TESTO DI LETTURA =
+++

«Inviare il Documento programmatico di Bilancio alla Commissione senza aver reso note le misure al Parlamento italiano è un atto di una gravità assoluta. Se il governo non passa dalle Camere ora, figuriamoci cosa accadrebbe nel caso in cui vincesse il Sì alla riforma che concentra maggiori poteri nelle mani del presidente del Consiglio». La legge di Bilancio firmata Renzi-Padoan non sconta solo le difficoltà a Bruxelles, ma ieri ha ricevuto un nuovo affondo dai Cinquestelle, che accusano l’esecutivo di aver «violato la legge»: «La manovra sarebbe dovuta arrivare alle Camere entro la giornata di ieri (giovedì per chi legge, ndr), ma nulla si è visto e a questo punto non è detto che giunga entro lunedì come vociferato. Vorremmo sapere cosa ne pensano i presidenti delle Camere e il capo dello Stato».

La legge di Bilancio è comunque sul tavolo della Commissione Ue, ed è consultabile on line. Per questo può essere utile ripercorrere i pilastri principali e le misure previste.

Innanzitutto si evidenzia che «continua la ripresa dell’economia italiana», per quanto lo stesso governo ammette che sia «lenta»: : +0,7% nel 2015, + 0,8% nel 2016, la previsione per l’anno prossimo (giudicata ottimistica dai principali istituti italiani ed esteri) è al +1%. Quanto agli effetti della Brexit, secondo il testo «gli effetti iniziali» saranno «limitati per l’area euro», ma vengono ritenuti «significativi i rischi di medio termine».

Quanto al deficit, il governo spiega che nel 2016 si attesta al 2,4%, mentre per il 2017 era stato previsto nel Def aggiornato a settembre un 2%: ma poi le Camere hanno autorizzato un margine di un ulteriore 0,4% per affrontare le spese «straordinarie»: l’emergenza migranti, le opere post terremoto e di prevenzione sismica. Il governo ha poi deciso di utilizzare «tre quarti» di questo margine, e infatti sul tavolo della Ue ha portato un 2,3%. Dato che, come abbiamo visto, Bruxelles contesta, preferendo che fosse portato al 2,2%. Da lì il braccio di ferro con Renzi, che il premier ha deciso di intraprendere anche per aumentare il suo consenso interno in vista del referendum del 4 dicembre.

+++

MATERIALE FORNITO =
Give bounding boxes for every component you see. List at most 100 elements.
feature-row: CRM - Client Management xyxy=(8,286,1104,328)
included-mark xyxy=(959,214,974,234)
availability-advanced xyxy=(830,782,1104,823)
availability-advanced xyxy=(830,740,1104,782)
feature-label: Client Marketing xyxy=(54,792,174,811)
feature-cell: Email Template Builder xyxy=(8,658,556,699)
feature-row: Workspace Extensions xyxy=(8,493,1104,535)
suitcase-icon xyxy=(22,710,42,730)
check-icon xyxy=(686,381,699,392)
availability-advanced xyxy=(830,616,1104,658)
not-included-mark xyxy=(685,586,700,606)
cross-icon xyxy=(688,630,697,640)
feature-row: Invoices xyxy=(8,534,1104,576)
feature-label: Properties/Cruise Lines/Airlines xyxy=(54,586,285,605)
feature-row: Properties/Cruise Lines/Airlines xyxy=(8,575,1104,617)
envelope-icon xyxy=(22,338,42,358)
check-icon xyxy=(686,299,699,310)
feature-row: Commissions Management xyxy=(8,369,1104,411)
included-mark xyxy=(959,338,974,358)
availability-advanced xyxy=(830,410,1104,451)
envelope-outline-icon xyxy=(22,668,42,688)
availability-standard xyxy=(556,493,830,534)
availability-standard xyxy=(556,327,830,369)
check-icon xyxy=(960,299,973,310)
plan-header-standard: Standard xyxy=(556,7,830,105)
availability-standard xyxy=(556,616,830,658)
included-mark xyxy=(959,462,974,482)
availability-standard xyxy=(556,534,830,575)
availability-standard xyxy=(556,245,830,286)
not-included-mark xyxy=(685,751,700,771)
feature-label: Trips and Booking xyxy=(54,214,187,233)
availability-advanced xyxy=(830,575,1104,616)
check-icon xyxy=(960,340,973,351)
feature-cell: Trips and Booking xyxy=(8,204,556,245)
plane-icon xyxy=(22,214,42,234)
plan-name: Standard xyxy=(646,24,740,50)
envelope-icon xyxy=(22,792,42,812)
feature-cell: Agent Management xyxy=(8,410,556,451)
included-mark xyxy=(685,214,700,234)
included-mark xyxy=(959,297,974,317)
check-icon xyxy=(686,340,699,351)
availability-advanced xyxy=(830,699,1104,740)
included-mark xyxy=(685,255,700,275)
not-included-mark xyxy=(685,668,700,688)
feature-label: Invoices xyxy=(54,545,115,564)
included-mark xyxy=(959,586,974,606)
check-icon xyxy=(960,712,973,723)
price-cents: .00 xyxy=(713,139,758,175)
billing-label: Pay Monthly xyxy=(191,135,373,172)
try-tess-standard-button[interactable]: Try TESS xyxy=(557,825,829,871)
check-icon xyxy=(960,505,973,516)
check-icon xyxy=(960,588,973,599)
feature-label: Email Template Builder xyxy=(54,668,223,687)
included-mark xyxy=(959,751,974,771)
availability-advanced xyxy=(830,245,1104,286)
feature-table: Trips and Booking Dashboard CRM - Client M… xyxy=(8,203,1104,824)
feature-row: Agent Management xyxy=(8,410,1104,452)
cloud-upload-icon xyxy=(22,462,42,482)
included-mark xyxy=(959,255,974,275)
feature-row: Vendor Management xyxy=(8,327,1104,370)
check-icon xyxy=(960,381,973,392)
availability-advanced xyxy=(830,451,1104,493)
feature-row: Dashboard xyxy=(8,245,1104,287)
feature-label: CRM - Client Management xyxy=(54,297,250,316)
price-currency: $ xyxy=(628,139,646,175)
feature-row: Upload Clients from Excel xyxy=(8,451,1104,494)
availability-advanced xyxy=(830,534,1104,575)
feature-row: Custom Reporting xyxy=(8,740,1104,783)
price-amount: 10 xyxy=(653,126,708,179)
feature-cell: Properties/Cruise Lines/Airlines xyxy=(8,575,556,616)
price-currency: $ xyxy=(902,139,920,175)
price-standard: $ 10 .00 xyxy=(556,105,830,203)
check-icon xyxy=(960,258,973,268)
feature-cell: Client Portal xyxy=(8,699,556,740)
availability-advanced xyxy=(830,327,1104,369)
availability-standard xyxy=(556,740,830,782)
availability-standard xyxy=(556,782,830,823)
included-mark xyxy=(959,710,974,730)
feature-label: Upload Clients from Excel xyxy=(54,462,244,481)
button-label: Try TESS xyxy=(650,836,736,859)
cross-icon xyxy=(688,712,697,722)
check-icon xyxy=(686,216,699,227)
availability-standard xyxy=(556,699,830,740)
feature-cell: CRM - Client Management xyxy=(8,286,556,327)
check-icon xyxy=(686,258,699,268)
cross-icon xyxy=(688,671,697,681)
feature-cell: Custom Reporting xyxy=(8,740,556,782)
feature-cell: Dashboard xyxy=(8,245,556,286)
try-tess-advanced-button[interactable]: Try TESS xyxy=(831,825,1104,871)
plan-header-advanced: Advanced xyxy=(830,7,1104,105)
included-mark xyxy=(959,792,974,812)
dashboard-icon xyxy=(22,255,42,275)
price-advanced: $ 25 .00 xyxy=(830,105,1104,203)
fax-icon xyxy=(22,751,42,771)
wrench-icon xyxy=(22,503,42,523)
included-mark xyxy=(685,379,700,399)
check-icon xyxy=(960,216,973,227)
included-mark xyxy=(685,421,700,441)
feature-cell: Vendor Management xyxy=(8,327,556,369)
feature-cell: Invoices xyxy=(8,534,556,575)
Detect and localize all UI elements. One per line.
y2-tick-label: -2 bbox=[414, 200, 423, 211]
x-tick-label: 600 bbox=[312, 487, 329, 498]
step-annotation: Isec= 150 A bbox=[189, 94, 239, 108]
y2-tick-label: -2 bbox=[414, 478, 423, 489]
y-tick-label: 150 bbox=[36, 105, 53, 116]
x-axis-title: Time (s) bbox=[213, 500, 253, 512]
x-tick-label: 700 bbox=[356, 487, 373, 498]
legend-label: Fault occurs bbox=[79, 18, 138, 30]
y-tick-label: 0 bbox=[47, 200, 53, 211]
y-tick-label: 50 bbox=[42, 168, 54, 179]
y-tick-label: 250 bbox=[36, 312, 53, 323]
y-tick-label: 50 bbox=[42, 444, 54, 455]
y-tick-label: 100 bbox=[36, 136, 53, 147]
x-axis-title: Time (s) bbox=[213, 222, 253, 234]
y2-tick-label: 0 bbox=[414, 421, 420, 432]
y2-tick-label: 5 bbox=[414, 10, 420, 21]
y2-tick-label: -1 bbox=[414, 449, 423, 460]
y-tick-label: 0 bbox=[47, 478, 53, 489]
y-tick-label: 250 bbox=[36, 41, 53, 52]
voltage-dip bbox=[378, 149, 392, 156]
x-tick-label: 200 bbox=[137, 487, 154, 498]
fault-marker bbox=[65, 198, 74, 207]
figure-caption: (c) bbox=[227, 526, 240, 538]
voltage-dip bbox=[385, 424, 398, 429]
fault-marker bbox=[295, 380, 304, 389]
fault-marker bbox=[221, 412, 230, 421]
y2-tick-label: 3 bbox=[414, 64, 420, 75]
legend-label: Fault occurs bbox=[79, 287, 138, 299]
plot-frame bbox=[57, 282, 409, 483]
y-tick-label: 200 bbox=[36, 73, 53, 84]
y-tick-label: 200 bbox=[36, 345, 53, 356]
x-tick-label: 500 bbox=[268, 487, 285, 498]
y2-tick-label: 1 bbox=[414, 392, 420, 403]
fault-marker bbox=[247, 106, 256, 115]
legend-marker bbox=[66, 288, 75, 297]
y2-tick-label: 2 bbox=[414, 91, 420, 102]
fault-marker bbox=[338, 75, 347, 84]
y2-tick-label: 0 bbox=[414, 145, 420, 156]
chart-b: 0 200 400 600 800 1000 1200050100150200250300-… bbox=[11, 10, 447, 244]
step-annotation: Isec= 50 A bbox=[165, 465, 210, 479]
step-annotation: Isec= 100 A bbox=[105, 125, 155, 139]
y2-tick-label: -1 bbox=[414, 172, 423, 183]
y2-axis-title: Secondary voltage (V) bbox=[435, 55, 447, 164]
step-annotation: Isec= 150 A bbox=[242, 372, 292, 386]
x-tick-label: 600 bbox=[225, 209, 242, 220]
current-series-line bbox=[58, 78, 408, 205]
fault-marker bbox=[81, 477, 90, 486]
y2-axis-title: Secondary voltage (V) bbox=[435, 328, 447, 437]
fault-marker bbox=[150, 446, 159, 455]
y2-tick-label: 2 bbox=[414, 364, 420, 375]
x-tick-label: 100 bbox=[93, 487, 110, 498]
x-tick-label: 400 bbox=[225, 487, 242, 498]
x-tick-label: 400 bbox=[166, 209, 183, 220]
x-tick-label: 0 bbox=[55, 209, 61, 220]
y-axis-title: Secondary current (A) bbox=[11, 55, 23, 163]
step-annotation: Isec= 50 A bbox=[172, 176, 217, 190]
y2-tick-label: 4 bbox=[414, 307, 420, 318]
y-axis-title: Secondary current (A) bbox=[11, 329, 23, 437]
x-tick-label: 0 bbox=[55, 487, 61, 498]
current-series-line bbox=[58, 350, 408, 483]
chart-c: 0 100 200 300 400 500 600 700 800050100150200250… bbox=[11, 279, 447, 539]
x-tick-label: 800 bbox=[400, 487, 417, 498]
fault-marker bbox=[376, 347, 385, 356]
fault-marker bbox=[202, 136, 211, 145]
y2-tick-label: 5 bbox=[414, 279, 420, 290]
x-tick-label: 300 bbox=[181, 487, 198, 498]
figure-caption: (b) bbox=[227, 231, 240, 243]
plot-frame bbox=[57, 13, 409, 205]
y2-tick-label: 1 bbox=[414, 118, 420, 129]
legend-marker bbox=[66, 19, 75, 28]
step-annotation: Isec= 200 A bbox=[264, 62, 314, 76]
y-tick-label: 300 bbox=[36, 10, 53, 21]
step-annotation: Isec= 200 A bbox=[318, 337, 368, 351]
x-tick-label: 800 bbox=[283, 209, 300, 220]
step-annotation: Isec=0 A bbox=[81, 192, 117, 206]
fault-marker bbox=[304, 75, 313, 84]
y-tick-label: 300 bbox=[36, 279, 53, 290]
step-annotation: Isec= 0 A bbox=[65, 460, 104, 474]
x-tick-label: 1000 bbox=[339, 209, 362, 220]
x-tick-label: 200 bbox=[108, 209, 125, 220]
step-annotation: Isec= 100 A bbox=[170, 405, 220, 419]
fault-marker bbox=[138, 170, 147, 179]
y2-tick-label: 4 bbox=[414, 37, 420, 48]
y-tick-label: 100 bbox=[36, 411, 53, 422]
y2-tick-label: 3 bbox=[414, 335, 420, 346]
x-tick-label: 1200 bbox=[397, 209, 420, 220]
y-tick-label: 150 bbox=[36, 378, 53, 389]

+++

CONSEGNA 1 = Riassumi in due frasi il testo sulla legge di Bilancio.
CONSEGNA 2 = Prosegui il testo sulla legge di Bilancio dopo la sua ultima frase.
Il materiale fornito non è necessario.

RISPOSTA 1 = I Cinquestelle accusano il governo di aver violato la legge, perché ha inviato il Documento programmatico di Bilancio alla Commissione Ue senza che la manovra arrivasse prima alle Camere. Secondo il testo inviato a Bruxelles, l'economia italiana è in lenta ripresa, con una previsione del +1% per l'anno prossimo, e il deficit per il 2017 è fissato al 2,3%, cifra che la Commissione contesta preferendo il 2,2%.

RISPOSTA 2 =
Il pareggio strutturale del deficit viene rinviato al 2019, anno in cui la disoccupazione – sempre nelle previsioni del governo – dovrebbe attestarsi al 9,9% (rispetto all’11,5% con cui dovrebbe chiudersi il 2016).

Il debito è la nota dolente, perché per il momento la riduzione non riesce: anzi, al contrario la mole è in aumento. Nel 2015 il rapporto debito/Pil è sceso dal 132,7% al 132,2%, ma quest’anno dovrebbe risalire al 132,8%. «Tale variazione – spiega il ministero dell’Economia – è dovuta sia all’evoluzione più modesta attesa per il Pil nominale» che «alla riduzione significativa degli introiti previsti dalle privatizzazioni per l’anno in corso». L’esecutivo aveva preventivato incassi per lo 0,5% di Pil quest’anno, ma si è dovuto accontentare di uno 0,1%, essendo riuscito ad attuare solo la vendita del 46,6% di Enav. Si è soprasseduto sulla cessione degli immobili, causa «volatilità del mercato». Si confermano però gli obiettivi per i prossimi tre anni.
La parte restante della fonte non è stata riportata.